Description of the task –
No images are to be carried over; print all other material exactly as it stands.

Listing –
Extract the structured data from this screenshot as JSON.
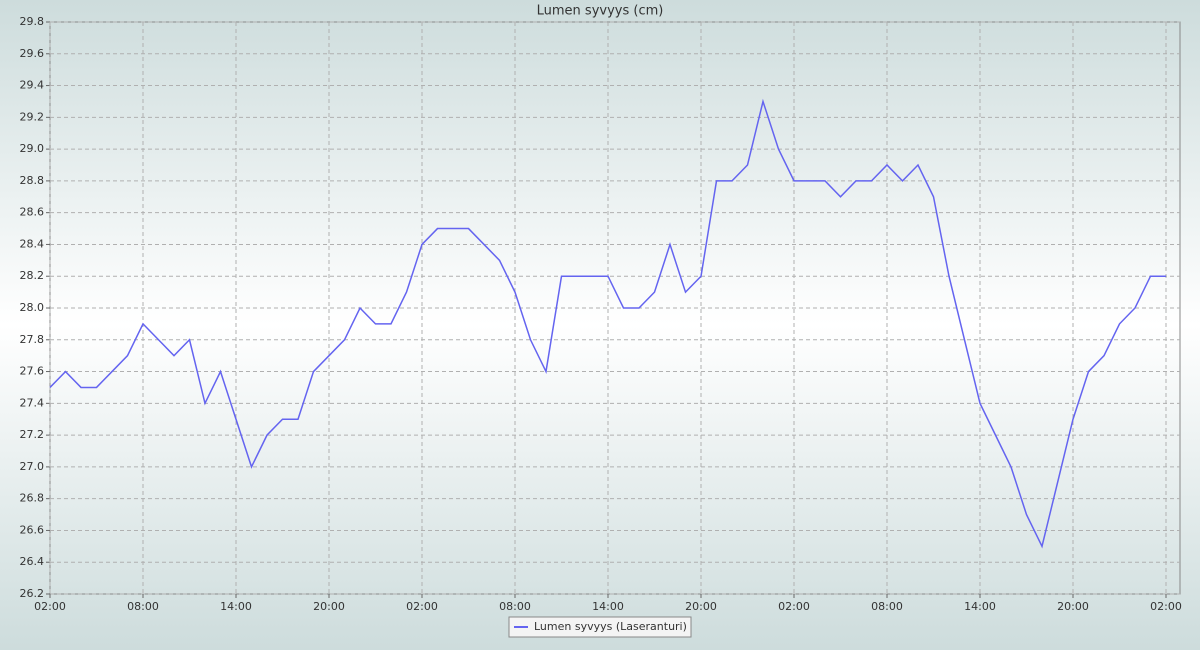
{
  "chart_data": {
    "type": "line",
    "title": "Lumen syvyys (cm)",
    "categories": [
      "02:00",
      null,
      null,
      null,
      null,
      null,
      "08:00",
      null,
      null,
      null,
      null,
      null,
      "14:00",
      null,
      null,
      null,
      null,
      null,
      "20:00",
      null,
      null,
      null,
      null,
      null,
      "02:00",
      null,
      null,
      null,
      null,
      null,
      "08:00",
      null,
      null,
      null,
      null,
      null,
      "14:00",
      null,
      null,
      null,
      null,
      null,
      "20:00",
      null,
      null,
      null,
      null,
      null,
      "02:00",
      null,
      null,
      null,
      null,
      null,
      "08:00",
      null,
      null,
      null,
      null,
      null,
      "14:00",
      null,
      null,
      null,
      null,
      null,
      "20:00",
      null,
      null,
      null,
      null,
      null,
      "02:00"
    ],
    "series": [
      {
        "name": "Lumen syvyys (Laseranturi)",
        "color": "#6464f0",
        "values": [
          27.5,
          27.6,
          27.5,
          27.5,
          27.6,
          27.7,
          27.9,
          27.8,
          27.7,
          27.8,
          27.4,
          27.6,
          27.3,
          27.0,
          27.2,
          27.3,
          27.3,
          27.6,
          27.7,
          27.8,
          28.0,
          27.9,
          27.9,
          28.1,
          28.4,
          28.5,
          28.5,
          28.5,
          28.4,
          28.3,
          28.1,
          27.8,
          27.6,
          28.2,
          28.2,
          28.2,
          28.2,
          28.0,
          28.0,
          28.1,
          28.4,
          28.1,
          28.2,
          28.8,
          28.8,
          28.9,
          29.3,
          29.0,
          28.8,
          28.8,
          28.8,
          28.7,
          28.8,
          28.8,
          28.9,
          28.8,
          28.9,
          28.7,
          28.2,
          27.8,
          27.4,
          27.2,
          27.0,
          26.7,
          26.5,
          26.9,
          27.3,
          27.6,
          27.7,
          27.9,
          28.0,
          28.2,
          28.2
        ]
      }
    ],
    "ylim": [
      26.2,
      29.8
    ],
    "yticks": [
      26.2,
      26.4,
      26.6,
      26.8,
      {
        "value": 27,
        "label": "27.0"
      },
      27.2,
      27.4,
      27.6,
      27.8,
      {
        "value": 28,
        "label": "28.0"
      },
      28.2,
      28.4,
      28.6,
      28.8,
      {
        "value": 29,
        "label": "29.0"
      },
      29.2,
      29.4,
      29.6,
      29.8
    ],
    "grid": true
  }
}
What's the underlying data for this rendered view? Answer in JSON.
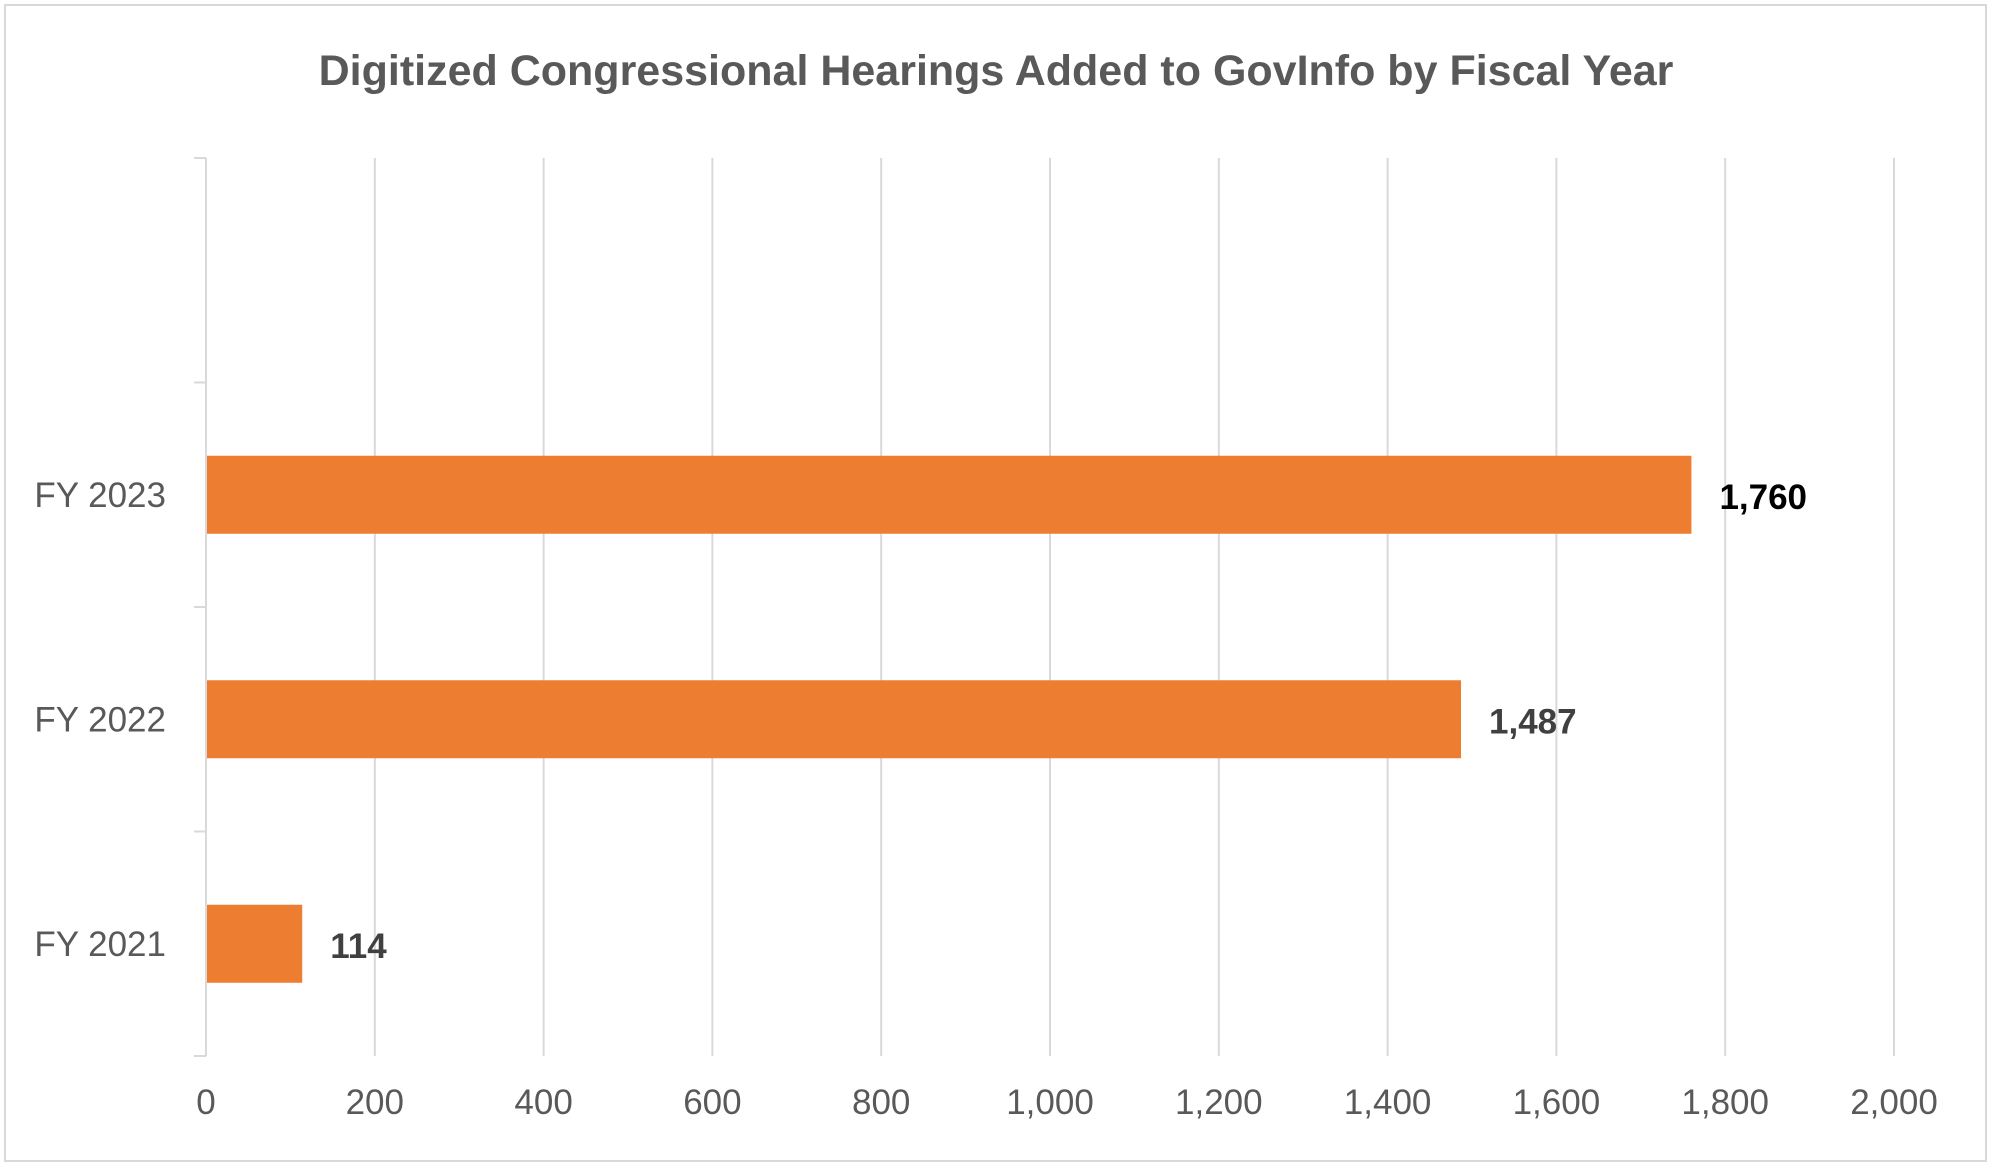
{
  "chart_data": {
    "type": "bar",
    "orientation": "horizontal",
    "title": "Digitized Congressional Hearings Added to GovInfo by Fiscal Year",
    "xlabel": "",
    "ylabel": "",
    "categories": [
      "FY 2021",
      "FY 2022",
      "FY 2023"
    ],
    "values": [
      114,
      1487,
      1760
    ],
    "data_labels": [
      "114",
      "1,487",
      "1,760"
    ],
    "xlim": [
      0,
      2000
    ],
    "x_ticks": [
      0,
      200,
      400,
      600,
      800,
      1000,
      1200,
      1400,
      1600,
      1800,
      2000
    ],
    "x_tick_labels": [
      "0",
      "200",
      "400",
      "600",
      "800",
      "1,000",
      "1,200",
      "1,400",
      "1,600",
      "1,800",
      "2,000"
    ],
    "grid": true,
    "legend": "none",
    "bar_color": "#ED7D31",
    "gridline_color": "#D9D9D9",
    "data_label_colors": [
      "#404040",
      "#404040",
      "#000000"
    ]
  }
}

Finished exercise –
Extract the structured data from this screenshot as JSON.
{
  "chart_data": {
    "type": "line",
    "title": "Lumen syvyys (cm)",
    "categories": [
      "02:00",
      null,
      null,
      null,
      null,
      null,
      "08:00",
      null,
      null,
      null,
      null,
      null,
      "14:00",
      null,
      null,
      null,
      null,
      null,
      "20:00",
      null,
      null,
      null,
      null,
      null,
      "02:00",
      null,
      null,
      null,
      null,
      null,
      "08:00",
      null,
      null,
      null,
      null,
      null,
      "14:00",
      null,
      null,
      null,
      null,
      null,
      "20:00",
      null,
      null,
      null,
      null,
      null,
      "02:00",
      null,
      null,
      null,
      null,
      null,
      "08:00",
      null,
      null,
      null,
      null,
      null,
      "14:00",
      null,
      null,
      null,
      null,
      null,
      "20:00",
      null,
      null,
      null,
      null,
      null,
      "02:00"
    ],
    "series": [
      {
        "name": "Lumen syvyys (Laseranturi)",
        "color": "#6464f0",
        "values": [
          27.5,
          27.6,
          27.5,
          27.5,
          27.6,
          27.7,
          27.9,
          27.8,
          27.7,
          27.8,
          27.4,
          27.6,
          27.3,
          27.0,
          27.2,
          27.3,
          27.3,
          27.6,
          27.7,
          27.8,
          28.0,
          27.9,
          27.9,
          28.1,
          28.4,
          28.5,
          28.5,
          28.5,
          28.4,
          28.3,
          28.1,
          27.8,
          27.6,
          28.2,
          28.2,
          28.2,
          28.2,
          28.0,
          28.0,
          28.1,
          28.4,
          28.1,
          28.2,
          28.8,
          28.8,
          28.9,
          29.3,
          29.0,
          28.8,
          28.8,
          28.8,
          28.7,
          28.8,
          28.8,
          28.9,
          28.8,
          28.9,
          28.7,
          28.2,
          27.8,
          27.4,
          27.2,
          27.0,
          26.7,
          26.5,
          26.9,
          27.3,
          27.6,
          27.7,
          27.9,
          28.0,
          28.2,
          28.2
        ]
      }
    ],
    "ylim": [
      26.2,
      29.8
    ],
    "yticks": [
      26.2,
      26.4,
      26.6,
      26.8,
      {
        "value": 27,
        "label": "27.0"
      },
      27.2,
      27.4,
      27.6,
      27.8,
      {
        "value": 28,
        "label": "28.0"
      },
      28.2,
      28.4,
      28.6,
      28.8,
      {
        "value": 29,
        "label": "29.0"
      },
      29.2,
      29.4,
      29.6,
      29.8
    ],
    "grid": true
  }
}
What's the underlying data for this rendered view? Answer in JSON.
{
  "chart_data": {
    "type": "bar",
    "orientation": "horizontal",
    "title": "Digitized Congressional Hearings Added to GovInfo by Fiscal Year",
    "xlabel": "",
    "ylabel": "",
    "categories": [
      "FY 2021",
      "FY 2022",
      "FY 2023"
    ],
    "values": [
      114,
      1487,
      1760
    ],
    "data_labels": [
      "114",
      "1,487",
      "1,760"
    ],
    "xlim": [
      0,
      2000
    ],
    "x_ticks": [
      0,
      200,
      400,
      600,
      800,
      1000,
      1200,
      1400,
      1600,
      1800,
      2000
    ],
    "x_tick_labels": [
      "0",
      "200",
      "400",
      "600",
      "800",
      "1,000",
      "1,200",
      "1,400",
      "1,600",
      "1,800",
      "2,000"
    ],
    "grid": true,
    "legend": "none",
    "bar_color": "#ED7D31",
    "gridline_color": "#D9D9D9",
    "data_label_colors": [
      "#404040",
      "#404040",
      "#000000"
    ]
  }
}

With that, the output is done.